YOUR TASK:
Images are not part of the copy; transcribe all the data exactly.

DATA TO USE:
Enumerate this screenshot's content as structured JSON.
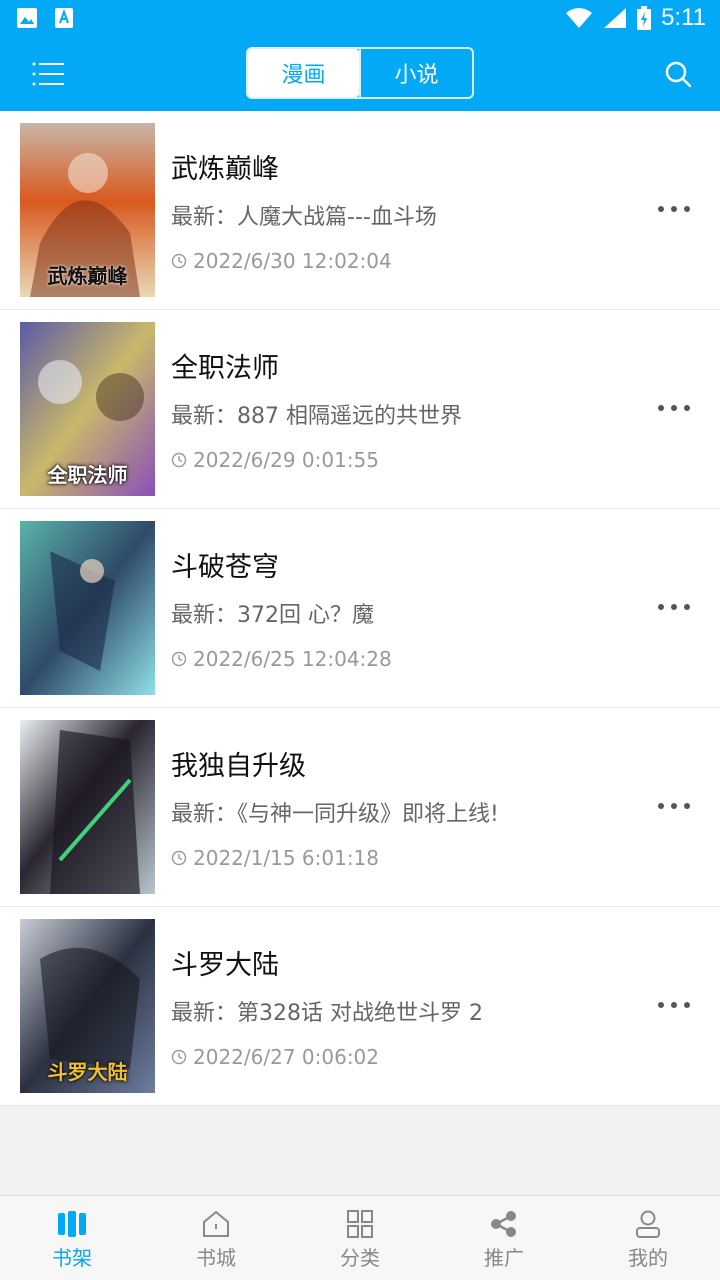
{
  "status_bar": {
    "time": "5:11",
    "icons": [
      "image-icon",
      "font-icon",
      "wifi-icon",
      "signal-icon",
      "battery-icon"
    ]
  },
  "app_bar": {
    "tabs": [
      {
        "label": "漫画",
        "active": true
      },
      {
        "label": "小说",
        "active": false
      }
    ],
    "menu_icon": "menu-icon",
    "search_icon": "search-icon"
  },
  "books": [
    {
      "title": "武炼巅峰",
      "latest": "最新：人魔大战篇---血斗场",
      "time": "2022/6/30 12:02:04",
      "cover_text": "武炼巅峰"
    },
    {
      "title": "全职法师",
      "latest": "最新：887 相隔遥远的共世界",
      "time": "2022/6/29 0:01:55",
      "cover_text": "全职法师"
    },
    {
      "title": "斗破苍穹",
      "latest": "最新：372回 心？魔",
      "time": "2022/6/25 12:04:28",
      "cover_text": ""
    },
    {
      "title": "我独自升级",
      "latest": "最新：《与神一同升级》即将上线!",
      "time": "2022/1/15 6:01:18",
      "cover_text": ""
    },
    {
      "title": "斗罗大陆",
      "latest": "最新：第328话 对战绝世斗罗 2",
      "time": "2022/6/27 0:06:02",
      "cover_text": "斗罗大陆"
    }
  ],
  "bottom_nav": [
    {
      "label": "书架",
      "icon": "bookshelf-icon",
      "active": true
    },
    {
      "label": "书城",
      "icon": "home-icon",
      "active": false
    },
    {
      "label": "分类",
      "icon": "grid-icon",
      "active": false
    },
    {
      "label": "推广",
      "icon": "share-icon",
      "active": false
    },
    {
      "label": "我的",
      "icon": "user-icon",
      "active": false
    }
  ],
  "colors": {
    "accent": "#03a9f4",
    "text_primary": "#111111",
    "text_secondary": "#666666",
    "text_muted": "#999999"
  }
}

COMPLETE RESPONSE:
Enumerate this screenshot's content as structured JSON.
{
  "status_bar": {
    "time": "5:11",
    "icons": [
      "image-icon",
      "font-icon",
      "wifi-icon",
      "signal-icon",
      "battery-icon"
    ]
  },
  "app_bar": {
    "tabs": [
      {
        "label": "漫画",
        "active": true
      },
      {
        "label": "小说",
        "active": false
      }
    ],
    "menu_icon": "menu-icon",
    "search_icon": "search-icon"
  },
  "books": [
    {
      "title": "武炼巅峰",
      "latest": "最新：人魔大战篇---血斗场",
      "time": "2022/6/30 12:02:04",
      "cover_text": "武炼巅峰"
    },
    {
      "title": "全职法师",
      "latest": "最新：887 相隔遥远的共世界",
      "time": "2022/6/29 0:01:55",
      "cover_text": "全职法师"
    },
    {
      "title": "斗破苍穹",
      "latest": "最新：372回 心？魔",
      "time": "2022/6/25 12:04:28",
      "cover_text": ""
    },
    {
      "title": "我独自升级",
      "latest": "最新：《与神一同升级》即将上线!",
      "time": "2022/1/15 6:01:18",
      "cover_text": ""
    },
    {
      "title": "斗罗大陆",
      "latest": "最新：第328话 对战绝世斗罗 2",
      "time": "2022/6/27 0:06:02",
      "cover_text": "斗罗大陆"
    }
  ],
  "bottom_nav": [
    {
      "label": "书架",
      "icon": "bookshelf-icon",
      "active": true
    },
    {
      "label": "书城",
      "icon": "home-icon",
      "active": false
    },
    {
      "label": "分类",
      "icon": "grid-icon",
      "active": false
    },
    {
      "label": "推广",
      "icon": "share-icon",
      "active": false
    },
    {
      "label": "我的",
      "icon": "user-icon",
      "active": false
    }
  ],
  "colors": {
    "accent": "#03a9f4",
    "text_primary": "#111111",
    "text_secondary": "#666666",
    "text_muted": "#999999"
  }
}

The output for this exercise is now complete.